**INSTRUCTIONS TO FOLLOW**
Show all lines of the listing that hold the word "ylabel".

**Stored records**
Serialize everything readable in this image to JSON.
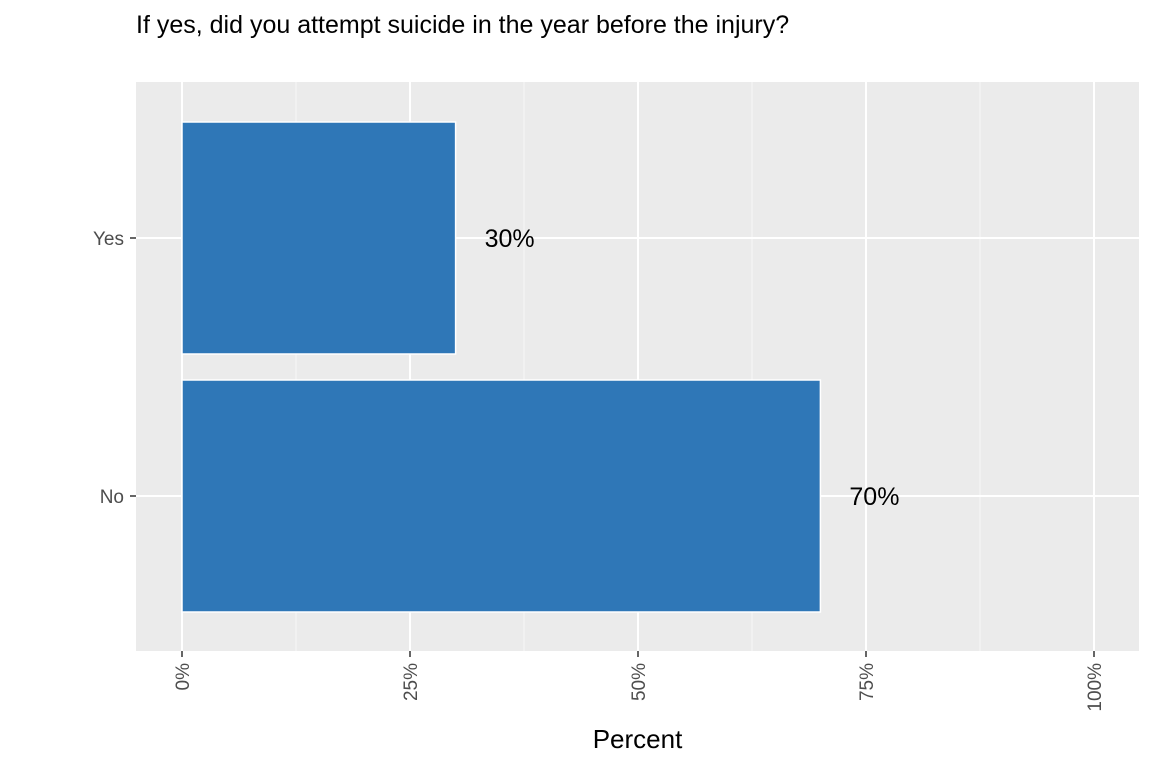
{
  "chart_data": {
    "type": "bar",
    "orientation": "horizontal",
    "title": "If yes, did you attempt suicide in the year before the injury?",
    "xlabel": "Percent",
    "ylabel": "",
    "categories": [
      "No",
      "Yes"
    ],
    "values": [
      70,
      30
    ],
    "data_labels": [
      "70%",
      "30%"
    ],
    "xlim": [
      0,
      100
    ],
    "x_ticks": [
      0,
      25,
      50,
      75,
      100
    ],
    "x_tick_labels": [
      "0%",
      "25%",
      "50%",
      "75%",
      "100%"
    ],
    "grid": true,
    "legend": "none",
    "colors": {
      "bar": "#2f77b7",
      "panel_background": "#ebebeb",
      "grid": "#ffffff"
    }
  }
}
--
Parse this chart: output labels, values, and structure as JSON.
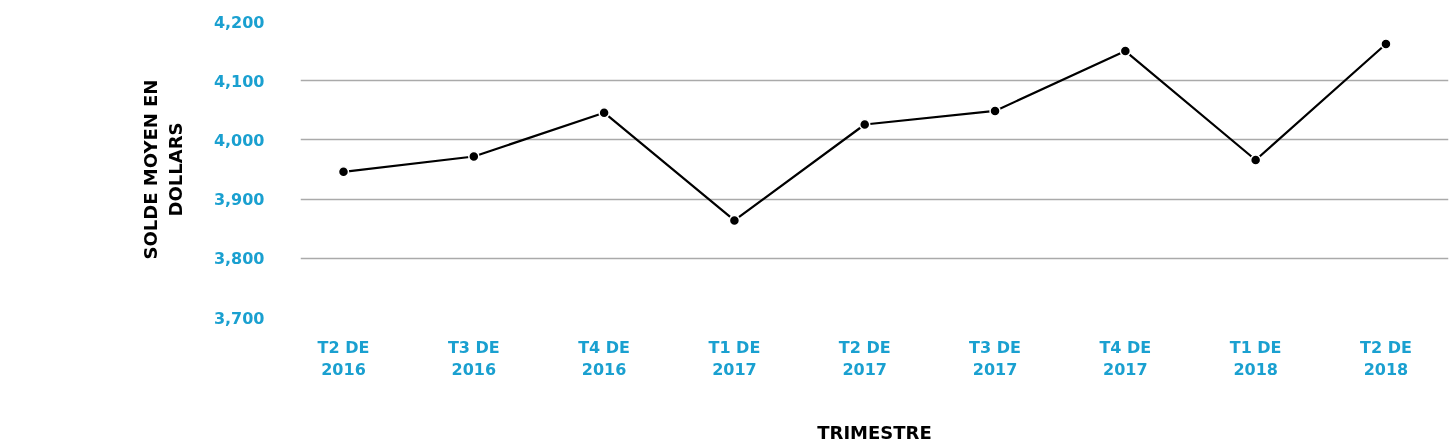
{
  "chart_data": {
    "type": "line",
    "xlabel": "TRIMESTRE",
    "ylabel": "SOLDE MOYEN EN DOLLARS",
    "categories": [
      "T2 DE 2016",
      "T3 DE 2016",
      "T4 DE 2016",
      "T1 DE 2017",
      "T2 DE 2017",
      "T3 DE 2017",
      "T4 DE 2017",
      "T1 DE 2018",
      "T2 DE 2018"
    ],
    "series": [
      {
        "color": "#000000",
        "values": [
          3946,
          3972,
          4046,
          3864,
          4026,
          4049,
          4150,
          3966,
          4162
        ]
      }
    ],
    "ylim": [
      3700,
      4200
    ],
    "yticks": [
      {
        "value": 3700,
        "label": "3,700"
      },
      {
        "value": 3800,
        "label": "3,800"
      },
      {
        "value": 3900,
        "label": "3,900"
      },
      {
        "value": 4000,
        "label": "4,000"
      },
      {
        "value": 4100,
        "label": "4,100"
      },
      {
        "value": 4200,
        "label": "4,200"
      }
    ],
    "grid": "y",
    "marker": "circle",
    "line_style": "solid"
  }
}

**ANSWER**
    "ylabel": "",
    "ylabel": "SOLDE MOYEN EN DOLLARS",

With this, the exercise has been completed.